Record set:
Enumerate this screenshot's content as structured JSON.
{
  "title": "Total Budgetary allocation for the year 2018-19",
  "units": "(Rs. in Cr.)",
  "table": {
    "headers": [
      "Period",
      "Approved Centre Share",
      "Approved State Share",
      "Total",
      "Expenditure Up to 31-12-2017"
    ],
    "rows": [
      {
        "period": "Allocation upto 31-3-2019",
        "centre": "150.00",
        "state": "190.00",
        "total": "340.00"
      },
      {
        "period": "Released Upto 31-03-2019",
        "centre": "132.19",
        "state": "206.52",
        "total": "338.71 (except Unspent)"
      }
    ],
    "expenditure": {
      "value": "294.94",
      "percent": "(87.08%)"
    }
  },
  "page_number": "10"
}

Task directions:
Return all of the entries exactly as written.

Response to the task:
Enumerate this screenshot's content as structured JSON.
{
  "title": "Total Budgetary allocation for the year 2018-19",
  "units": "(Rs. in Cr.)",
  "table": {
    "headers": [
      "Period",
      "Approved Centre Share",
      "Approved State Share",
      "Total",
      "Expenditure Up to 31-12-2017"
    ],
    "rows": [
      {
        "period": "Allocation upto 31-3-2019",
        "centre": "150.00",
        "state": "190.00",
        "total": "340.00"
      },
      {
        "period": "Released Upto 31-03-2019",
        "centre": "132.19",
        "state": "206.52",
        "total": "338.71 (except Unspent)"
      }
    ],
    "expenditure": {
      "value": "294.94",
      "percent": "(87.08%)"
    }
  },
  "page_number": "10"
}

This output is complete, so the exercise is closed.